[start]

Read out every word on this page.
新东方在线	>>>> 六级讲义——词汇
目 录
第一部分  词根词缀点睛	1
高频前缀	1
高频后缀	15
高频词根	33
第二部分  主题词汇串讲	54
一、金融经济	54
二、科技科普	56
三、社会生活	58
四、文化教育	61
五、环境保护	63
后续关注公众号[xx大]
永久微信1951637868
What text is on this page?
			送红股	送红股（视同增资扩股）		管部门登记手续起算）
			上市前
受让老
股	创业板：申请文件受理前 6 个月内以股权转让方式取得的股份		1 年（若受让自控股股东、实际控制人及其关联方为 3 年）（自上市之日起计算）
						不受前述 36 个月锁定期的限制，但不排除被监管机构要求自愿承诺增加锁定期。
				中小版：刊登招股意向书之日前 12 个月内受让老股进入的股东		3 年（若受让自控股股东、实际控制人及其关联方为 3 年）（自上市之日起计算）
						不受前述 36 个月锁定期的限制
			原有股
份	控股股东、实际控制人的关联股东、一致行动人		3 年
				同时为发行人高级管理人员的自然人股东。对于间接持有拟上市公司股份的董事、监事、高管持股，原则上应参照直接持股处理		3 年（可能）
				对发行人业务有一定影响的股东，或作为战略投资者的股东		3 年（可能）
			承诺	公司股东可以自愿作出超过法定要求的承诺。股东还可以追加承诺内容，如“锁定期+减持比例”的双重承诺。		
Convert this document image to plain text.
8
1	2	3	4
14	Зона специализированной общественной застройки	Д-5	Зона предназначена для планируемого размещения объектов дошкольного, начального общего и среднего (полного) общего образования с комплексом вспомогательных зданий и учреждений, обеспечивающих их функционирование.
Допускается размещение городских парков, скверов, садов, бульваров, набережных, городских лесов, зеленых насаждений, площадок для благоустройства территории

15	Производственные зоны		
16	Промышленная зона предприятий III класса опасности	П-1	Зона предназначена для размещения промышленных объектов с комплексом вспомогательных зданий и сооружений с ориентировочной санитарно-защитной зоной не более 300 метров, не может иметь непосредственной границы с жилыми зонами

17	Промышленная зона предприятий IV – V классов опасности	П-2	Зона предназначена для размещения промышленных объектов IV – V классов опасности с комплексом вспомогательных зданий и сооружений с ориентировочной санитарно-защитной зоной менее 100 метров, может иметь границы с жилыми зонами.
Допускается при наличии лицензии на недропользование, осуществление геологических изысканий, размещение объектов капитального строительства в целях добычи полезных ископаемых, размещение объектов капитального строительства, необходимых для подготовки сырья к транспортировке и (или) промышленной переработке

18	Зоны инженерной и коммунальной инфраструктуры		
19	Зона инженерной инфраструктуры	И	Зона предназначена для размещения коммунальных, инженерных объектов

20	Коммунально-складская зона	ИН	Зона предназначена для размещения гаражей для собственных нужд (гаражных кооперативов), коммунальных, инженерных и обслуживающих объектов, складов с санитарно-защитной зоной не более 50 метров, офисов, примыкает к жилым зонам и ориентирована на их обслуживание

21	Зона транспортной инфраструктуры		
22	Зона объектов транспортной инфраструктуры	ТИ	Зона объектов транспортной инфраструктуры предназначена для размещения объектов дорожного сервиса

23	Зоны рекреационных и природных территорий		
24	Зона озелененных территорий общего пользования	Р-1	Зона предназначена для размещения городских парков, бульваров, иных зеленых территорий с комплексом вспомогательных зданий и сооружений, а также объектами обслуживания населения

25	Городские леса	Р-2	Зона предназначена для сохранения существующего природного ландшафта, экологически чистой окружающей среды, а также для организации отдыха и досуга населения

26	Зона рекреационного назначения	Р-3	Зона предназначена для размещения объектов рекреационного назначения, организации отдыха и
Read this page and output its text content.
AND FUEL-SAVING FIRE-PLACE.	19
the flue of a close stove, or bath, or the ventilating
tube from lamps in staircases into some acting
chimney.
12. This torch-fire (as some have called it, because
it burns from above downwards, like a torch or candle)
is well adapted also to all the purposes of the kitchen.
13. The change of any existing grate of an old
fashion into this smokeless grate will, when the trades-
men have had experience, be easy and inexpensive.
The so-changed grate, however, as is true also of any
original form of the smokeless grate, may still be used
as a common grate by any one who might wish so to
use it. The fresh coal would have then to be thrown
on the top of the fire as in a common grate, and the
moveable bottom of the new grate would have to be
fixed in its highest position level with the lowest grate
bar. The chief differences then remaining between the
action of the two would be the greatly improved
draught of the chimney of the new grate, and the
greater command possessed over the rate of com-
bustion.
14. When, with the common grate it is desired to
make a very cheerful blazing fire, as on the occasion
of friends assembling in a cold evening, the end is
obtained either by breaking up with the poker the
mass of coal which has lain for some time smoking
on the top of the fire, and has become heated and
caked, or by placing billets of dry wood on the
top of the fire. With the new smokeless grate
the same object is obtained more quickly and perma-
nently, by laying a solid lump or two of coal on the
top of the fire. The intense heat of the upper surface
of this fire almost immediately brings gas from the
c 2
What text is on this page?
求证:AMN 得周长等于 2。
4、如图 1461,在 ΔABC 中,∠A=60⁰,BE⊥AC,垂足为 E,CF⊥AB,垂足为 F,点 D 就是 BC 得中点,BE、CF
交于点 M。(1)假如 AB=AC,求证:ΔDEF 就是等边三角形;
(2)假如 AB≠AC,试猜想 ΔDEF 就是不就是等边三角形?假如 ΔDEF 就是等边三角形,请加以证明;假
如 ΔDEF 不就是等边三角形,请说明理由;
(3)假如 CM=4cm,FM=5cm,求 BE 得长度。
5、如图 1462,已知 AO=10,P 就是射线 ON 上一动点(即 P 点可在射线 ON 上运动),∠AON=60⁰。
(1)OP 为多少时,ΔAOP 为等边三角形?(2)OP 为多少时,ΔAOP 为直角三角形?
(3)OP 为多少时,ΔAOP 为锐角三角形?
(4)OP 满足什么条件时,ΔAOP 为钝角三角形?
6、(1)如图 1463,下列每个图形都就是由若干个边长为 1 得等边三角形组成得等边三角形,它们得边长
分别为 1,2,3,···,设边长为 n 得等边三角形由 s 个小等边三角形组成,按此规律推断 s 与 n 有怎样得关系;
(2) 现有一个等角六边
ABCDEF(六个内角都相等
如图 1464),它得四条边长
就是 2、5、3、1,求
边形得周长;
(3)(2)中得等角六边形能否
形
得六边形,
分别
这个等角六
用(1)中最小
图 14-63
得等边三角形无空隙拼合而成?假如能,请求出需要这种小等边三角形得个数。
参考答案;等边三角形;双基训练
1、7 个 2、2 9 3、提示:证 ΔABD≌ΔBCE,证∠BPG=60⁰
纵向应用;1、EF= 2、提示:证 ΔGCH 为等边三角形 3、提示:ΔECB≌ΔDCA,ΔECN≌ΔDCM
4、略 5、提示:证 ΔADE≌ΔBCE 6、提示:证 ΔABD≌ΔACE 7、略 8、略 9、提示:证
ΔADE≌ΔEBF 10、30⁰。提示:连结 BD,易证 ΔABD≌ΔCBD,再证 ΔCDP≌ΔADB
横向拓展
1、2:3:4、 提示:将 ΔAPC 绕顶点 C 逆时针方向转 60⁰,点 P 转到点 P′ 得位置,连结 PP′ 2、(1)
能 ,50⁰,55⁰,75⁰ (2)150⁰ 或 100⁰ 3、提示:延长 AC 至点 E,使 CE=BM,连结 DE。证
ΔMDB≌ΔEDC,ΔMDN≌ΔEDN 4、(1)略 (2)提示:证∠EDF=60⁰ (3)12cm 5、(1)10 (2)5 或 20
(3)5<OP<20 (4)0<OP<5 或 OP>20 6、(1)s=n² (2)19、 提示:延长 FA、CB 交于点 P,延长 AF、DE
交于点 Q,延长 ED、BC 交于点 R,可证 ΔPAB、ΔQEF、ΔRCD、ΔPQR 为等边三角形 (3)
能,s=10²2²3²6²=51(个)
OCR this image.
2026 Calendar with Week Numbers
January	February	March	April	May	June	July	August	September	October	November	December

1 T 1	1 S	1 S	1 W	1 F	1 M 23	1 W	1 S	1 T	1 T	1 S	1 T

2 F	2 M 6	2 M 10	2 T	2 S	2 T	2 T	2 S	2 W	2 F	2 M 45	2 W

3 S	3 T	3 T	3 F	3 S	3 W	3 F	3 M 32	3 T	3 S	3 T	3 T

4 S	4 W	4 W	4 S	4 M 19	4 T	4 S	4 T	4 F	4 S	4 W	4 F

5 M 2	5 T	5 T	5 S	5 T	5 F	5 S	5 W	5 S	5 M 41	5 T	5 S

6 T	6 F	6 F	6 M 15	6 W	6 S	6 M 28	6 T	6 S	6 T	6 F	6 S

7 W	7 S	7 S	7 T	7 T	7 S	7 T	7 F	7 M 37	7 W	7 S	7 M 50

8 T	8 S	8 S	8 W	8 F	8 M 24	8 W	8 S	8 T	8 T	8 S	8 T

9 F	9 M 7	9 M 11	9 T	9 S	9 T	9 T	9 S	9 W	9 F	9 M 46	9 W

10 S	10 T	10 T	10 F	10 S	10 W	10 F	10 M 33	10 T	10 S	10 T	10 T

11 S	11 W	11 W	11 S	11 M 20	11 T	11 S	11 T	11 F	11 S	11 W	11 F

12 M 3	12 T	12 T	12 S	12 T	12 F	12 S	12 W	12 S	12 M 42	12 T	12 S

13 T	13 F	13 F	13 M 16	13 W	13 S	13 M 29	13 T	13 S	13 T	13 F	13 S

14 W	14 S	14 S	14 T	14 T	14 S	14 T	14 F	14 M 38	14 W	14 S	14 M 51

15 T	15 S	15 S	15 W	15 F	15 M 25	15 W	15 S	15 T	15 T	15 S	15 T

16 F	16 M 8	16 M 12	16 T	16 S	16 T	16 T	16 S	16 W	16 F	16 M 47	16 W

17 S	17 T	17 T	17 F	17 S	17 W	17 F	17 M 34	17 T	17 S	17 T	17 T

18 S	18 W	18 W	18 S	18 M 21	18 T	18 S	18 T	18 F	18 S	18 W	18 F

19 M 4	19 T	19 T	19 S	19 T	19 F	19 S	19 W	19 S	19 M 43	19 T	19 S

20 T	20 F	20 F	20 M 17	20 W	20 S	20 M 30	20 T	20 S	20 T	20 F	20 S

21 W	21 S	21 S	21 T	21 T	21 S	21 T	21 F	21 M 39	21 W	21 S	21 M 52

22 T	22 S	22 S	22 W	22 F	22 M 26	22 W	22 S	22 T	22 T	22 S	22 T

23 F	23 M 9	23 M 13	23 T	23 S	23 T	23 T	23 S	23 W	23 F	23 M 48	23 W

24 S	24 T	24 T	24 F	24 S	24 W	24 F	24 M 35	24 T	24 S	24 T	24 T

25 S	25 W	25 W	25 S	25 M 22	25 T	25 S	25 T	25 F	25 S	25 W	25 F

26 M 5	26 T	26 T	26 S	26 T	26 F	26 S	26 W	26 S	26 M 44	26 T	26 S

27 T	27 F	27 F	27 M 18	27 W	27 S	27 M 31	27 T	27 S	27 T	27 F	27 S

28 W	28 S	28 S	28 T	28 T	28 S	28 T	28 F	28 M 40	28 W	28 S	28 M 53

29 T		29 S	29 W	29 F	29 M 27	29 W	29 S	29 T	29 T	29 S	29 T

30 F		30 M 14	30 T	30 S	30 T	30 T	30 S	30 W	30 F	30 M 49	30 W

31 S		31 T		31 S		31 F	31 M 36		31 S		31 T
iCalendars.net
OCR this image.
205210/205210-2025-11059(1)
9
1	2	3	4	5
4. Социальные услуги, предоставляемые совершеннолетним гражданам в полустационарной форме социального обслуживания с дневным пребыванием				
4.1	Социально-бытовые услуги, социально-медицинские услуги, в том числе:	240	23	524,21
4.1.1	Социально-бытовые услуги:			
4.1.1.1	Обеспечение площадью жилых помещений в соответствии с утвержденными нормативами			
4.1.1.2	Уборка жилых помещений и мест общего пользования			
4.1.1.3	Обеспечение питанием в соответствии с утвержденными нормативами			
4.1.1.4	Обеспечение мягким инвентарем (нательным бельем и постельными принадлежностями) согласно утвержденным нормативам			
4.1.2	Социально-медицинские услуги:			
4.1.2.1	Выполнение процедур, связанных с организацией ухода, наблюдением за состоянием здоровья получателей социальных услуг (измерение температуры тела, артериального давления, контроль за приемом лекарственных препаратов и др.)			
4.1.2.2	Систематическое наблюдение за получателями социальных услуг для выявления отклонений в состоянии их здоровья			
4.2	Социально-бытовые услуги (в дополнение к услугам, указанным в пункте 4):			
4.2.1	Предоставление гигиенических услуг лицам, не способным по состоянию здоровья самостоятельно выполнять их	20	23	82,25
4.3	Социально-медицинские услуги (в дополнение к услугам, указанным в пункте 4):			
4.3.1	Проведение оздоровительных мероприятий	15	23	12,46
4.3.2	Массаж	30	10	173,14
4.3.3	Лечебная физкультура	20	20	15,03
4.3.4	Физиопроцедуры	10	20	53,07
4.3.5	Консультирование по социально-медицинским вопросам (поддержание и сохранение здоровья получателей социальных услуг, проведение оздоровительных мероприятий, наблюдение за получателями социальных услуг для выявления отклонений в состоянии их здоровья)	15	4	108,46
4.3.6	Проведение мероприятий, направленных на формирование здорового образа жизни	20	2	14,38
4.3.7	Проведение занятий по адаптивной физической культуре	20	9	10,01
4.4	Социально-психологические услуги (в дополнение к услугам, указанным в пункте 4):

[end]

Search the entries for the word "обслуживания" and pick out every line that holds it.

Solution for this exercise =
24	Зона озелененных территорий общего пользования	Р-1	Зона предназначена для размещения городских парков, бульваров, иных зеленых территорий с комплексом вспомогательных зданий и сооружений, а также объектами обслуживания населения
4. Социальные услуги, предоставляемые совершеннолетним гражданам в полустационарной форме социального обслуживания с дневным пребыванием				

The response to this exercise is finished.